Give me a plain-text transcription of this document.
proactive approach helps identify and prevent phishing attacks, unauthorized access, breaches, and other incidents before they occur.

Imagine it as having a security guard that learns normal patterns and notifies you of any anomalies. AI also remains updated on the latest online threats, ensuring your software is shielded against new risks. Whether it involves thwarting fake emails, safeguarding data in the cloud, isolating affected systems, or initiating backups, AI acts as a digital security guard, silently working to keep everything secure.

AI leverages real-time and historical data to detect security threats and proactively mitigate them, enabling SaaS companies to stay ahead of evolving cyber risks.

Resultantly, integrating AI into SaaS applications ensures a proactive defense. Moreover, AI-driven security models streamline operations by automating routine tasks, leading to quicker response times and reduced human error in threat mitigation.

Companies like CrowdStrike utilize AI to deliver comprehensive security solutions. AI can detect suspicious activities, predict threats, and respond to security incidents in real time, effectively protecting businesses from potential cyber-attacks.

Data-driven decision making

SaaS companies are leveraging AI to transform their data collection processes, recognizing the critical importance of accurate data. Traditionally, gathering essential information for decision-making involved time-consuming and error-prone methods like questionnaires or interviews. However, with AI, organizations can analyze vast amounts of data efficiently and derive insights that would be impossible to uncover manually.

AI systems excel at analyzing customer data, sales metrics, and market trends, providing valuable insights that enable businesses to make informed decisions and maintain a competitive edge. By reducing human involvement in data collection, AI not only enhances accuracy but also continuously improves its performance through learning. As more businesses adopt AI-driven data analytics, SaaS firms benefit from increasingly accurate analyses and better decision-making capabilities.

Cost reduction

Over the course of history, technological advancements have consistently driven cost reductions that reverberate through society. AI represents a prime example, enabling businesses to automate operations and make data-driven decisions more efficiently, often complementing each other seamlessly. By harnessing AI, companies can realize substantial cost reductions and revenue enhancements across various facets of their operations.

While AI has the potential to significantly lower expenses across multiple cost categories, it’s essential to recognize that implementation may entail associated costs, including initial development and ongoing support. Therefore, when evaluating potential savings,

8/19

Required task →
Go through the listing above and locate each line that holds the word "incidents". Copy those lines.

Exercise result →
proactive approach helps identify and prevent phishing attacks, unauthorized access, breaches, and other incidents before they occur.
Companies like CrowdStrike utilize AI to deliver comprehensive security solutions. AI can detect suspicious activities, predict threats, and respond to security incidents in real time, effectively protecting businesses from potential cyber-attacks.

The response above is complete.